**DIRECTIONS FOR THIS TASK**
From the entries that follow, extract each line holding the string "Clear".

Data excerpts
────
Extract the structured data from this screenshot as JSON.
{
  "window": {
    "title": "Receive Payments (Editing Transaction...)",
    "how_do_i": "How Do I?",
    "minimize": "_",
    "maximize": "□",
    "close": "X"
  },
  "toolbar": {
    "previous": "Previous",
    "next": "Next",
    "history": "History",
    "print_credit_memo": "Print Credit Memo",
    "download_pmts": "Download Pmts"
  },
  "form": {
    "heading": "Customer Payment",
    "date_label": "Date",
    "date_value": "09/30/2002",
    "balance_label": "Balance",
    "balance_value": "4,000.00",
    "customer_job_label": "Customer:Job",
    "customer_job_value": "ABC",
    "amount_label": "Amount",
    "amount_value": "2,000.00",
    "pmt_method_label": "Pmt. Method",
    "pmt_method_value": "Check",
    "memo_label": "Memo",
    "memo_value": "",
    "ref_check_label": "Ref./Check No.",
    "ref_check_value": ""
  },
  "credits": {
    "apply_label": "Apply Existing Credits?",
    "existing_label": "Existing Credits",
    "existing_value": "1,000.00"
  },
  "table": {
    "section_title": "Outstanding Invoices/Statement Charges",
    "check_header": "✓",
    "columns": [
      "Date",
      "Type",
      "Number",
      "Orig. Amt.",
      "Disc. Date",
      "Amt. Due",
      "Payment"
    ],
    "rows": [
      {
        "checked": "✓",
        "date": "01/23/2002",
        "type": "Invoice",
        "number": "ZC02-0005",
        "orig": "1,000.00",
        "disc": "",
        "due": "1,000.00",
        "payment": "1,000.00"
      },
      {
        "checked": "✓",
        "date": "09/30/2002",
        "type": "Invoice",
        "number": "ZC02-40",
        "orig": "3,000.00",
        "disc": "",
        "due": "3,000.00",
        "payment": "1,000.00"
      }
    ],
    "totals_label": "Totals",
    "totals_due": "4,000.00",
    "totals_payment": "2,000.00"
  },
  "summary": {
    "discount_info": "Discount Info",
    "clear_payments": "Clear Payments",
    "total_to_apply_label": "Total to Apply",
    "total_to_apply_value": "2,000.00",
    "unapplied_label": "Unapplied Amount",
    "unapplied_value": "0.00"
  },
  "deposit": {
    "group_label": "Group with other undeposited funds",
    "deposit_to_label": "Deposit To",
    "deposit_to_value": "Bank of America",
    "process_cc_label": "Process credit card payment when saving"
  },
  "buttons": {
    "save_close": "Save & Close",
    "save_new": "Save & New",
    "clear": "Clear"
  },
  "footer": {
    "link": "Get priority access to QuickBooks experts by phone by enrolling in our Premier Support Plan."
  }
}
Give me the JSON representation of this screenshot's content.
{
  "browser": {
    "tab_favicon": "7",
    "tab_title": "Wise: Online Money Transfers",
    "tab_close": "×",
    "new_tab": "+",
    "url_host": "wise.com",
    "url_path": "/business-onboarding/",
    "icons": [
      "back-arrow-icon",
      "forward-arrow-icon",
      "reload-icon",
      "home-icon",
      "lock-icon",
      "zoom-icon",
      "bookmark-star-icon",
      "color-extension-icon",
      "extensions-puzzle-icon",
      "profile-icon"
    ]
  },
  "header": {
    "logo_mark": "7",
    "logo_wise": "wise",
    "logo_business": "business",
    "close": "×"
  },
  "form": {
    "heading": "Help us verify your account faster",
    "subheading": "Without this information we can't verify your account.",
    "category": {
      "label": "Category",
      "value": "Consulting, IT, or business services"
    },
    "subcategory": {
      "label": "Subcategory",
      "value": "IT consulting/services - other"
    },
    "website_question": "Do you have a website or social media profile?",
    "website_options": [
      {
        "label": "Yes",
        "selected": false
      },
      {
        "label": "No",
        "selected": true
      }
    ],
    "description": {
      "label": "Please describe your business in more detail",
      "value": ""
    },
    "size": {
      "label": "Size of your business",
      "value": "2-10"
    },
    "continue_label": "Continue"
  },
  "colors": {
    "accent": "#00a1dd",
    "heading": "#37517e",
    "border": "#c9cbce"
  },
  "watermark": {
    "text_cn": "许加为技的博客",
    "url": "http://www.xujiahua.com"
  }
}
────
**ANSWER IN FULL**
    "clear_payments": "Clear Payments",
    "clear": "Clear"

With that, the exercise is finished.